Extract the whole listing as it stands. Do not include the pictures.

# # # # #

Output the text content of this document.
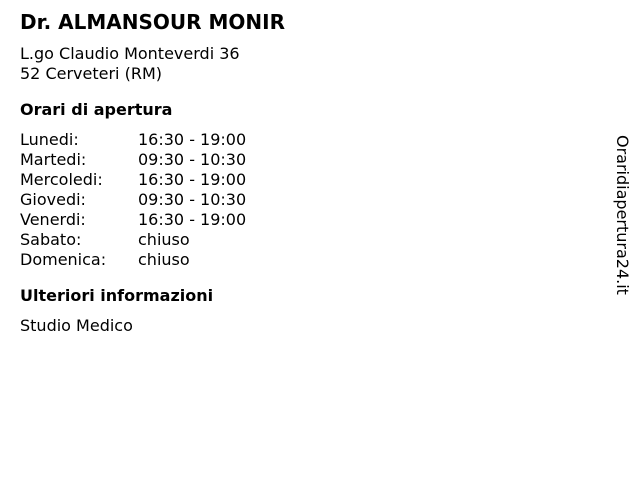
Dr. ALMANSOUR MONIR
L.go Claudio Monteverdi 36
52 Cerveteri (RM)
Orari di apertura
Lunedi:	16:30 - 19:00
Martedi:	09:30 - 10:30
Mercoledi:	16:30 - 19:00
Giovedi:	09:30 - 10:30
Venerdi:	16:30 - 19:00
Sabato:	chiuso
Domenica:	chiuso
Ulteriori informazioni
Studio Medico
Oraridiapertura24.it
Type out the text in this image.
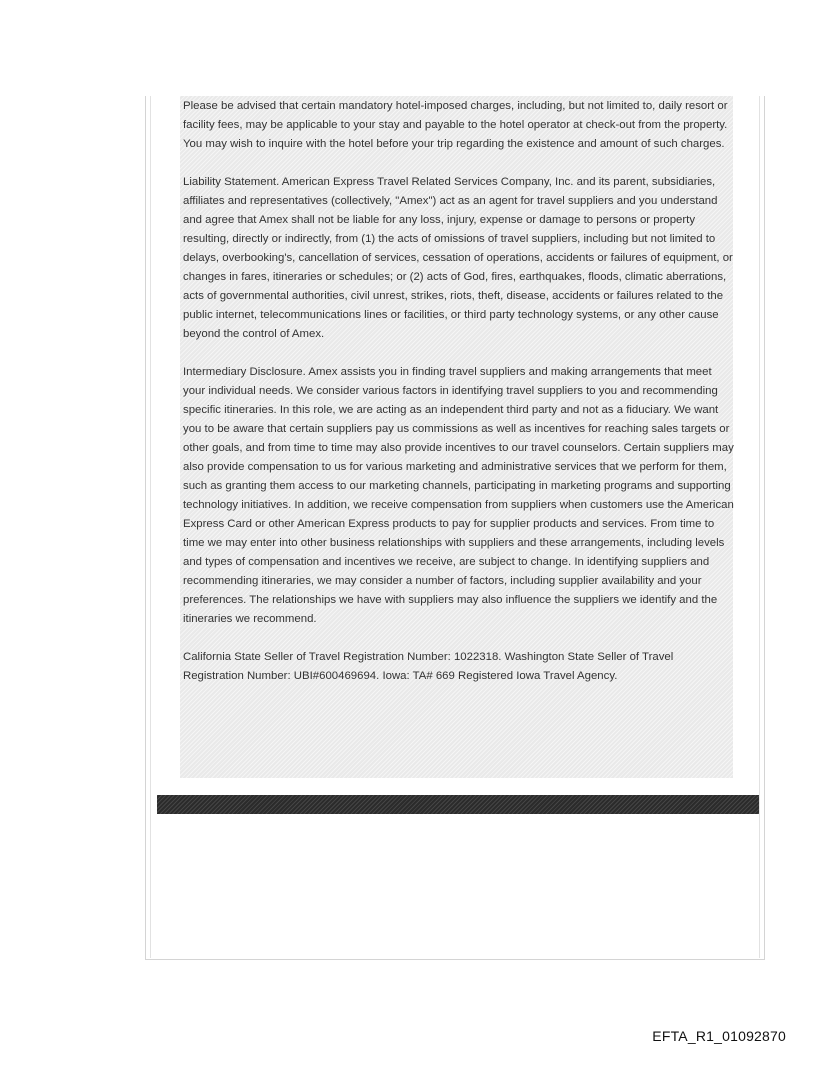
Please be advised that certain mandatory hotel-imposed charges, including, but not limited to, daily resort or facility fees, may be applicable to your stay and payable to the hotel operator at check-out from the property. You may wish to inquire with the hotel before your trip regarding the existence and amount of such charges.

Liability Statement. American Express Travel Related Services Company, Inc. and its parent, subsidiaries, affiliates and representatives (collectively, "Amex") act as an agent for travel suppliers and you understand and agree that Amex shall not be liable for any loss, injury, expense or damage to persons or property resulting, directly or indirectly, from (1) the acts of omissions of travel suppliers, including but not limited to delays, overbooking's, cancellation of services, cessation of operations, accidents or failures of equipment, or changes in fares, itineraries or schedules; or (2) acts of God, fires, earthquakes, floods, climatic aberrations, acts of governmental authorities, civil unrest, strikes, riots, theft, disease, accidents or failures related to the public internet, telecommunications lines or facilities, or third party technology systems, or any other cause beyond the control of Amex.

Intermediary Disclosure. Amex assists you in finding travel suppliers and making arrangements that meet your individual needs. We consider various factors in identifying travel suppliers to you and recommending specific itineraries. In this role, we are acting as an independent third party and not as a fiduciary. We want you to be aware that certain suppliers pay us commissions as well as incentives for reaching sales targets or other goals, and from time to time may also provide incentives to our travel counselors. Certain suppliers may also provide compensation to us for various marketing and administrative services that we perform for them, such as granting them access to our marketing channels, participating in marketing programs and supporting technology initiatives. In addition, we receive compensation from suppliers when customers use the American Express Card or other American Express products to pay for supplier products and services. From time to time we may enter into other business relationships with suppliers and these arrangements, including levels and types of compensation and incentives we receive, are subject to change. In identifying suppliers and recommending itineraries, we may consider a number of factors, including supplier availability and your preferences. The relationships we have with suppliers may also influence the suppliers we identify and the itineraries we recommend.

California State Seller of Travel Registration Number: 1022318. Washington State Seller of Travel Registration Number: UBI#600469694. Iowa: TA# 669 Registered Iowa Travel Agency.

EFTA_R1_01092870
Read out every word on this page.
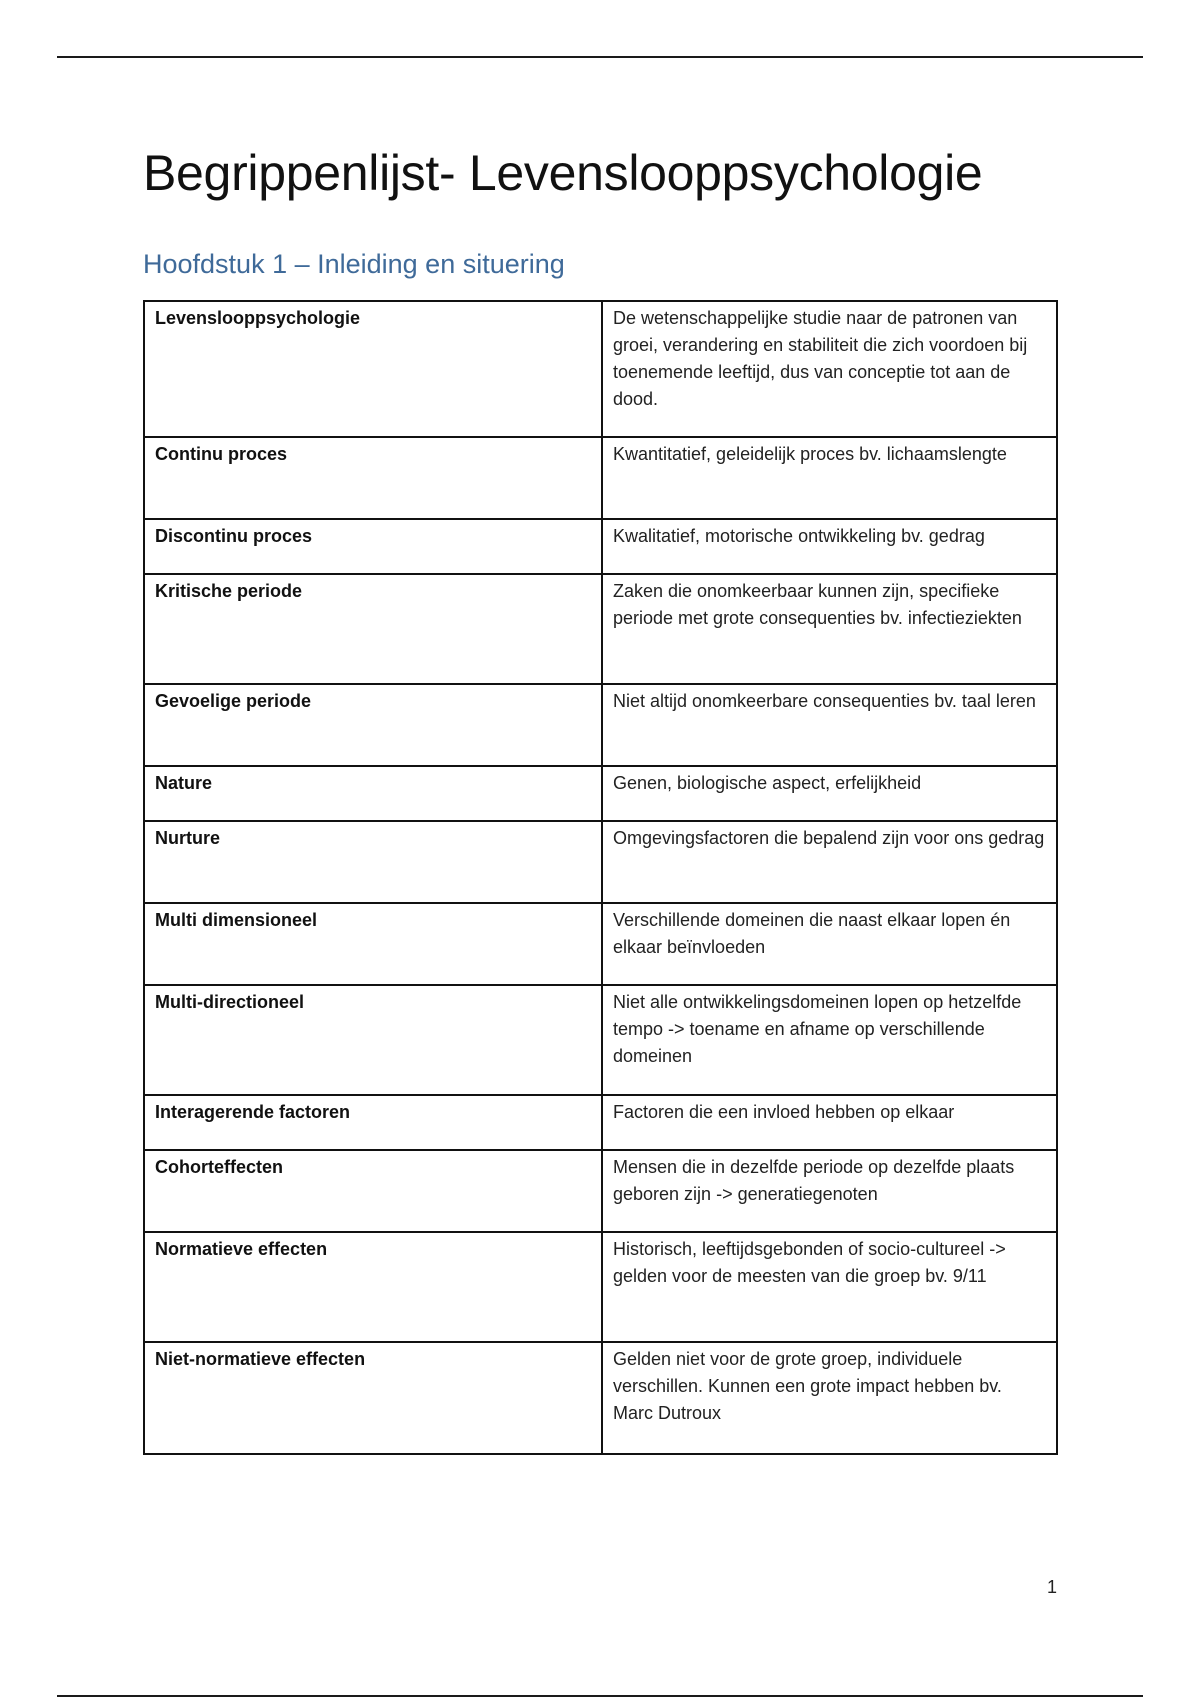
Begrippenlijst- Levenslooppsychologie
Hoofdstuk 1 – Inleiding en situering
Levenslooppsychologie	De wetenschappelijke studie naar de patronen van groei, verandering en stabiliteit die zich voordoen bij toenemende leeftijd, dus van conceptie tot aan de dood.
Continu proces	Kwantitatief, geleidelijk proces bv. lichaamslengte
Discontinu proces	Kwalitatief, motorische ontwikkeling bv. gedrag
Kritische periode	Zaken die onomkeerbaar kunnen zijn, specifieke periode met grote consequenties bv. infectieziekten
Gevoelige periode	Niet altijd onomkeerbare consequenties bv. taal leren
Nature	Genen, biologische aspect, erfelijkheid
Nurture	Omgevingsfactoren die bepalend zijn voor ons gedrag
Multi dimensioneel	Verschillende domeinen die naast elkaar lopen én elkaar beïnvloeden
Multi-directioneel	Niet alle ontwikkelingsdomeinen lopen op hetzelfde tempo -> toename en afname op verschillende domeinen
Interagerende factoren	Factoren die een invloed hebben op elkaar
Cohorteffecten	Mensen die in dezelfde periode op dezelfde plaats geboren zijn -> generatiegenoten
Normatieve effecten	Historisch, leeftijdsgebonden of socio-cultureel -> gelden voor de meesten van die groep bv. 9/11
Niet-normatieve effecten	Gelden niet voor de grote groep, individuele verschillen. Kunnen een grote impact hebben bv. Marc Dutroux
1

# # # # #

■ Answer to the exercise
Output the text content of this document.
Dr. ALMANSOUR MONIR
L.go Claudio Monteverdi 36
52 Cerveteri (RM)
Orari di apertura
Lunedi:	16:30 - 19:00
Martedi:	09:30 - 10:30
Mercoledi:	16:30 - 19:00
Giovedi:	09:30 - 10:30
Venerdi:	16:30 - 19:00
Sabato:	chiuso
Domenica:	chiuso
Ulteriori informazioni
Studio Medico
Oraridiapertura24.it
Type out the text in this image.
Please be advised that certain mandatory hotel-imposed charges, including, but not limited to, daily resort or facility fees, may be applicable to your stay and payable to the hotel operator at check-out from the property. You may wish to inquire with the hotel before your trip regarding the existence and amount of such charges.

Liability Statement. American Express Travel Related Services Company, Inc. and its parent, subsidiaries, affiliates and representatives (collectively, "Amex") act as an agent for travel suppliers and you understand and agree that Amex shall not be liable for any loss, injury, expense or damage to persons or property resulting, directly or indirectly, from (1) the acts of omissions of travel suppliers, including but not limited to delays, overbooking's, cancellation of services, cessation of operations, accidents or failures of equipment, or changes in fares, itineraries or schedules; or (2) acts of God, fires, earthquakes, floods, climatic aberrations, acts of governmental authorities, civil unrest, strikes, riots, theft, disease, accidents or failures related to the public internet, telecommunications lines or facilities, or third party technology systems, or any other cause beyond the control of Amex.

Intermediary Disclosure. Amex assists you in finding travel suppliers and making arrangements that meet your individual needs. We consider various factors in identifying travel suppliers to you and recommending specific itineraries. In this role, we are acting as an independent third party and not as a fiduciary. We want you to be aware that certain suppliers pay us commissions as well as incentives for reaching sales targets or other goals, and from time to time may also provide incentives to our travel counselors. Certain suppliers may also provide compensation to us for various marketing and administrative services that we perform for them, such as granting them access to our marketing channels, participating in marketing programs and supporting technology initiatives. In addition, we receive compensation from suppliers when customers use the American Express Card or other American Express products to pay for supplier products and services. From time to time we may enter into other business relationships with suppliers and these arrangements, including levels and types of compensation and incentives we receive, are subject to change. In identifying suppliers and recommending itineraries, we may consider a number of factors, including supplier availability and your preferences. The relationships we have with suppliers may also influence the suppliers we identify and the itineraries we recommend.

California State Seller of Travel Registration Number: 1022318. Washington State Seller of Travel Registration Number: UBI#600469694. Iowa: TA# 669 Registered Iowa Travel Agency.

EFTA_R1_01092870
Read out every word on this page.
Begrippenlijst- Levenslooppsychologie
Hoofdstuk 1 – Inleiding en situering
Levenslooppsychologie	De wetenschappelijke studie naar de patronen van groei, verandering en stabiliteit die zich voordoen bij toenemende leeftijd, dus van conceptie tot aan de dood.
Continu proces	Kwantitatief, geleidelijk proces bv. lichaamslengte
Discontinu proces	Kwalitatief, motorische ontwikkeling bv. gedrag
Kritische periode	Zaken die onomkeerbaar kunnen zijn, specifieke periode met grote consequenties bv. infectieziekten
Gevoelige periode	Niet altijd onomkeerbare consequenties bv. taal leren
Nature	Genen, biologische aspect, erfelijkheid
Nurture	Omgevingsfactoren die bepalend zijn voor ons gedrag
Multi dimensioneel	Verschillende domeinen die naast elkaar lopen én elkaar beïnvloeden
Multi-directioneel	Niet alle ontwikkelingsdomeinen lopen op hetzelfde tempo -> toename en afname op verschillende domeinen
Interagerende factoren	Factoren die een invloed hebben op elkaar
Cohorteffecten	Mensen die in dezelfde periode op dezelfde plaats geboren zijn -> generatiegenoten
Normatieve effecten	Historisch, leeftijdsgebonden of socio-cultureel -> gelden voor de meesten van die groep bv. 9/11
Niet-normatieve effecten	Gelden niet voor de grote groep, individuele verschillen. Kunnen een grote impact hebben bv. Marc Dutroux
1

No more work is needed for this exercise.